— start of GIVEN DATA —

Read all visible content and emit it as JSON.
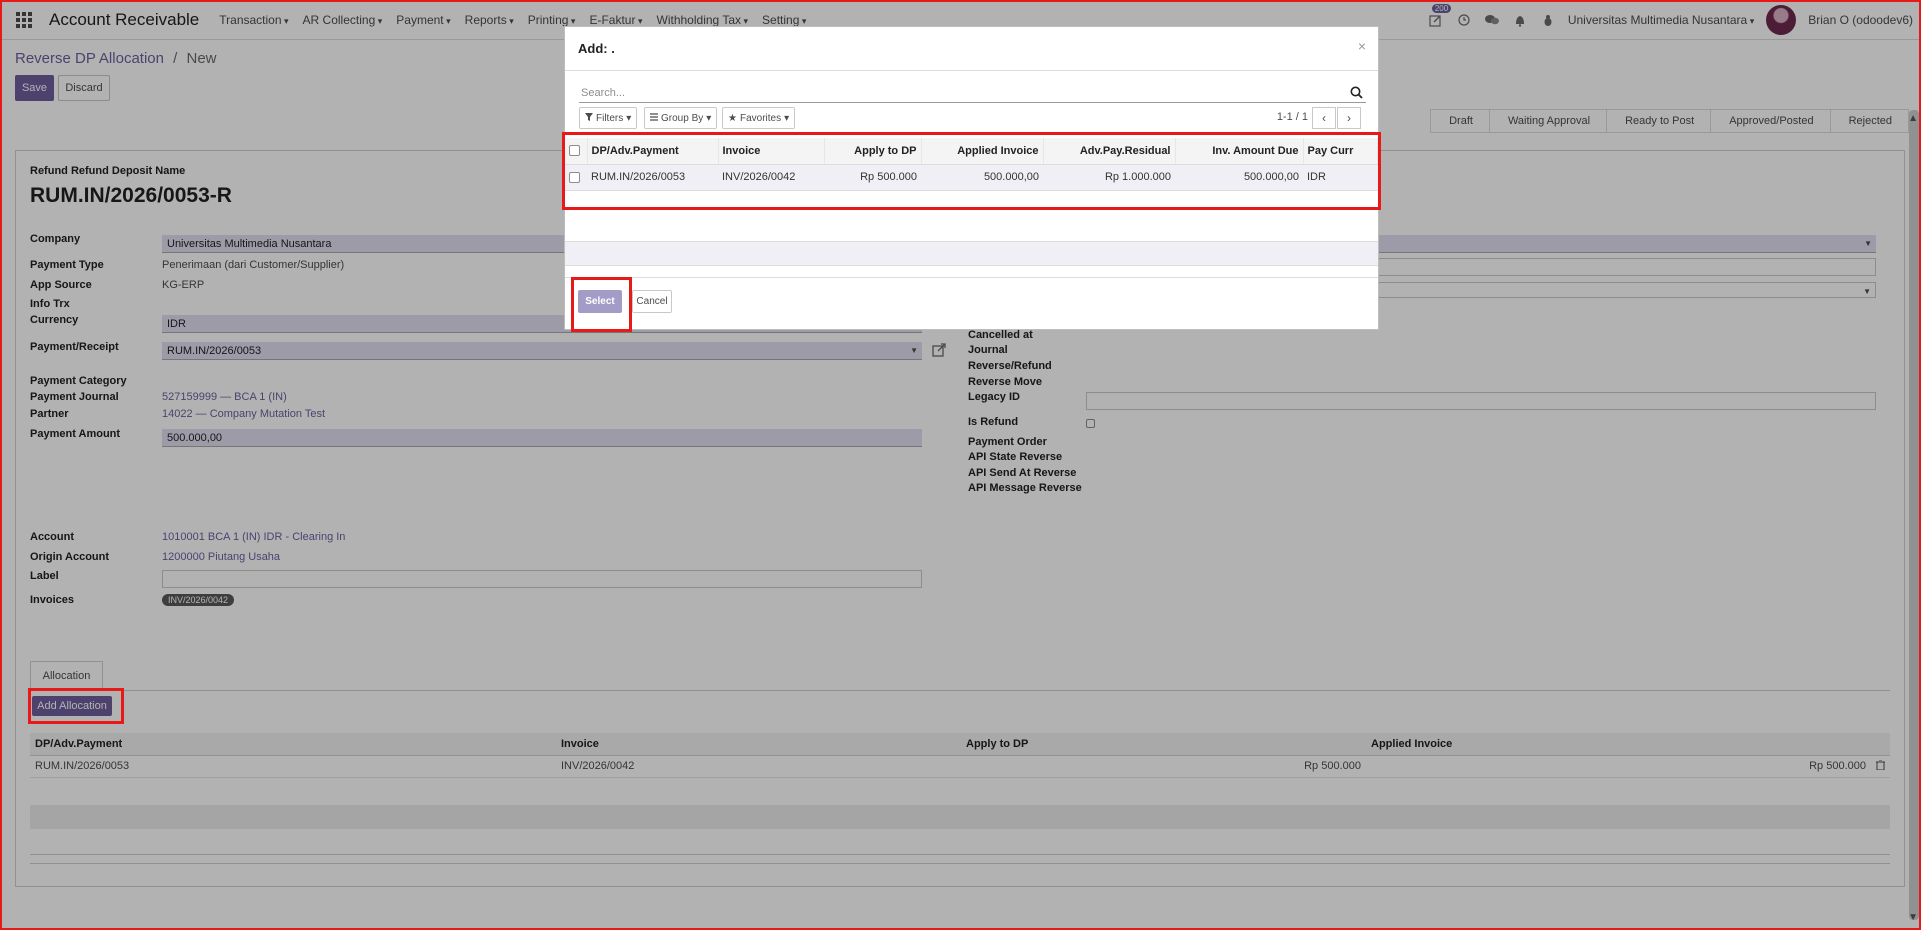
{
  "navbar": {
    "app_title": "Account Receivable",
    "menu": [
      "Transaction",
      "AR Collecting",
      "Payment",
      "Reports",
      "Printing",
      "E-Faktur",
      "Withholding Tax",
      "Setting"
    ],
    "badge": "200",
    "company": "Universitas Multimedia Nusantara",
    "user": "Brian O (odoodev6)"
  },
  "breadcrumb": {
    "parent": "Reverse DP Allocation",
    "separator": "/",
    "current": "New"
  },
  "buttons": {
    "save": "Save",
    "discard": "Discard",
    "add_allocation": "Add Allocation"
  },
  "status_steps": [
    "Draft",
    "Waiting Approval",
    "Ready to Post",
    "Approved/Posted",
    "Rejected"
  ],
  "form": {
    "title_label": "Refund Refund Deposit Name",
    "title_value": "RUM.IN/2026/0053-R",
    "company_label": "Company",
    "company_value": "Universitas Multimedia Nusantara",
    "payment_type_label": "Payment Type",
    "payment_type_value": "Penerimaan (dari Customer/Supplier)",
    "app_source_label": "App Source",
    "app_source_value": "KG-ERP",
    "info_trx_label": "Info Trx",
    "currency_label": "Currency",
    "currency_value": "IDR",
    "payment_receipt_label": "Payment/Receipt",
    "payment_receipt_value": "RUM.IN/2026/0053",
    "payment_category_label": "Payment Category",
    "payment_journal_label": "Payment Journal",
    "payment_journal_value": "527159999 — BCA 1 (IN)",
    "partner_label": "Partner",
    "partner_value": "14022 — Company Mutation Test",
    "payment_amount_label": "Payment Amount",
    "payment_amount_value": "500.000,00",
    "account_label": "Account",
    "account_value": "1010001 BCA 1 (IN) IDR - Clearing In",
    "origin_account_label": "Origin Account",
    "origin_account_value": "1200000 Piutang Usaha",
    "label_label": "Label",
    "invoices_label": "Invoices",
    "invoices_tag": "INV/2026/0042",
    "right_labels": {
      "cancelled_at": "Cancelled at",
      "journal": "Journal",
      "reverse_refund": "Reverse/Refund",
      "reverse_move": "Reverse Move",
      "legacy_id": "Legacy ID",
      "is_refund": "Is Refund",
      "payment_order": "Payment Order",
      "api_state_reverse": "API State Reverse",
      "api_send_at_reverse": "API Send At Reverse",
      "api_message_reverse": "API Message Reverse"
    }
  },
  "allocation": {
    "tab_label": "Allocation",
    "headers": [
      "DP/Adv.Payment",
      "Invoice",
      "Apply to DP",
      "Applied Invoice"
    ],
    "rows": [
      [
        "RUM.IN/2026/0053",
        "INV/2026/0042",
        "Rp 500.000",
        "Rp 500.000"
      ]
    ]
  },
  "modal": {
    "title": "Add: .",
    "close": "×",
    "search_placeholder": "Search...",
    "filters": "Filters",
    "group_by": "Group By",
    "favorites": "Favorites",
    "pager": "1-1 / 1",
    "headers": [
      "DP/Adv.Payment",
      "Invoice",
      "Apply to DP",
      "Applied Invoice",
      "Adv.Pay.Residual",
      "Inv. Amount Due",
      "Pay Curr"
    ],
    "rows": [
      [
        "RUM.IN/2026/0053",
        "INV/2026/0042",
        "Rp 500.000",
        "500.000,00",
        "Rp 1.000.000",
        "500.000,00",
        "IDR"
      ]
    ],
    "select": "Select",
    "cancel": "Cancel"
  },
  "colors": {
    "primary": "#6f5f9e",
    "highlight": "#e81919",
    "field_bg": "#e2def2"
  }
}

— end of GIVEN DATA —

WHAT YOU HAVE TO DO » Pull out each line of the listing that holds the string "Nusantara".

RESULT »
    "company": "Universitas Multimedia Nusantara",
    "company_value": "Universitas Multimedia Nusantara",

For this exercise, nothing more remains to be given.